◆ Exercise passage
I’m not gonna say it. The season just started. So I won’t say it.
Archive for April, 2010
Happy New Year! Welcome 2010, to officially start!
I have had a terrible, terrible day, but through some instinctual force deep within me knew exactly when to turn on the television at just the right moment to catch the start of the opening ceremonies of Opening Day. The resounding “O” of the National Anthem, watching Brooks and Boog simultaneously throw out the first pitch…dissolved all my troubles in an instant.
I thought for a brief moment a couple of days ago that I wasn’t ready for this season, for all the losing and frustration to start anew. I’ve never thought that before. But it’s true, there was a brief, “I’m not sure I’m ready for this” moment.

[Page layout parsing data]
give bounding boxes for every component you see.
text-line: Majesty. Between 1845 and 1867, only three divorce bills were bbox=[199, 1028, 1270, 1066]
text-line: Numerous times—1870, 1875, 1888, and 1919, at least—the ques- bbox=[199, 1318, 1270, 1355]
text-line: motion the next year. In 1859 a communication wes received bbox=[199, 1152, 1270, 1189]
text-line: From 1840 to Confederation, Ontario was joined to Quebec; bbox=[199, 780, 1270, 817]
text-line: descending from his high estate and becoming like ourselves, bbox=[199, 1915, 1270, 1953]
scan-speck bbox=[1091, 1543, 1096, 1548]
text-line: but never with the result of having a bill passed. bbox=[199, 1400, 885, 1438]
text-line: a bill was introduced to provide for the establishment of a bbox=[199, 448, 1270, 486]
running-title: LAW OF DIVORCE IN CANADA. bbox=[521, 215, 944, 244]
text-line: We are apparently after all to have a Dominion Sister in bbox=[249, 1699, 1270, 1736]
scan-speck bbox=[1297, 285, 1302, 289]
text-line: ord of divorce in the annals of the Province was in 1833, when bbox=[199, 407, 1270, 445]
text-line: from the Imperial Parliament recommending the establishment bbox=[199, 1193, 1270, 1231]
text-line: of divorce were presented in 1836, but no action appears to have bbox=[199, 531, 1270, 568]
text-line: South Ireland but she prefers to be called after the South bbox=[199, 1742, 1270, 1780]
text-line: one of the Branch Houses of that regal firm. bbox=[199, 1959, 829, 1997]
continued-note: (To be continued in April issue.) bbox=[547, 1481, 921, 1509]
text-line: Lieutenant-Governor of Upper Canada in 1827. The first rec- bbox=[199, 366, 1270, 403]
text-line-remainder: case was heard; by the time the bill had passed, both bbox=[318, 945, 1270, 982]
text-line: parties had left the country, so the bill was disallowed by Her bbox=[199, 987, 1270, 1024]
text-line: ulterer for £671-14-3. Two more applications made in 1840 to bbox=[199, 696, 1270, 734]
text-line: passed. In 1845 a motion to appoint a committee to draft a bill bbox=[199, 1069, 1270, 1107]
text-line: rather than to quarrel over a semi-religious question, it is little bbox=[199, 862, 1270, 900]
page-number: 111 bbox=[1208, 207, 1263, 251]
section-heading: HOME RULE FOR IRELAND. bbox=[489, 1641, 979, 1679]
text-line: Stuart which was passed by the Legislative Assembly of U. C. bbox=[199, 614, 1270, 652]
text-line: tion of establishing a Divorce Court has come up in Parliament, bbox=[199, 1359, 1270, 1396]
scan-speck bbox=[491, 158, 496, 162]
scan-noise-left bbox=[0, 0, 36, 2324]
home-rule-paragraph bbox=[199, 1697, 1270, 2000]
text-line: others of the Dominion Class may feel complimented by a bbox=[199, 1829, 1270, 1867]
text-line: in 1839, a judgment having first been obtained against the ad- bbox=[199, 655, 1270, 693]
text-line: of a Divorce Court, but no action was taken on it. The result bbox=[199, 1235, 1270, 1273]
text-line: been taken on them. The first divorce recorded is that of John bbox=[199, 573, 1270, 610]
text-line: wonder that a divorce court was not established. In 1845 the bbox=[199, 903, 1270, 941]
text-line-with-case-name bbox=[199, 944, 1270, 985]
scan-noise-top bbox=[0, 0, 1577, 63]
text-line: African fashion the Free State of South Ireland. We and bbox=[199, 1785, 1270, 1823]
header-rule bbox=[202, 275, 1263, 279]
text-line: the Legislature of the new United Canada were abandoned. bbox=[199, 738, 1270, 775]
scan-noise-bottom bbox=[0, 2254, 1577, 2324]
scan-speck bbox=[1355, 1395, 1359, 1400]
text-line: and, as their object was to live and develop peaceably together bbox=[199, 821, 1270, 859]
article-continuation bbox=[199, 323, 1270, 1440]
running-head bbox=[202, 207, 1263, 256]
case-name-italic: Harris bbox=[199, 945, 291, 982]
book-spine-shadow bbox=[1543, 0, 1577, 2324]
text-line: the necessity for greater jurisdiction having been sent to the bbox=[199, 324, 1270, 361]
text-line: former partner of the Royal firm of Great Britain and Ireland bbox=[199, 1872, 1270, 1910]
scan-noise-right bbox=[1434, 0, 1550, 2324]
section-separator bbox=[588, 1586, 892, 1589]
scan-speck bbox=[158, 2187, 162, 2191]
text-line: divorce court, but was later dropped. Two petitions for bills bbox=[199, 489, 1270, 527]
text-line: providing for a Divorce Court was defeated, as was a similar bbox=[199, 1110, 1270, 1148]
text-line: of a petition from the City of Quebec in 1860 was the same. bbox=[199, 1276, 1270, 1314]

◆ Problems and tasks
**1)** Repeat the Opening Day blog post word for word, starting at "I’m not gonna" and ending at "in an instant.".
**2)** In the Opening Day blog post, who threw out the first pitch simultaneously?
These entries have no connection to the Opening Day blog post.

◆ Solutions for each task
**1)**
I’m not gonna say it. The season just started. So I won’t say it.
Archive for April, 2010
Happy New Year! Welcome 2010, to officially start!
I have had a terrible, terrible day, but through some instinctual force deep within me knew exactly when to turn on the television at just the right moment to catch the start of the opening ceremonies of Opening Day. The resounding “O” of the National Anthem, watching Brooks and Boog simultaneously throw out the first pitch…dissolved all my troubles in an instant.

**2)** Brooks and Boog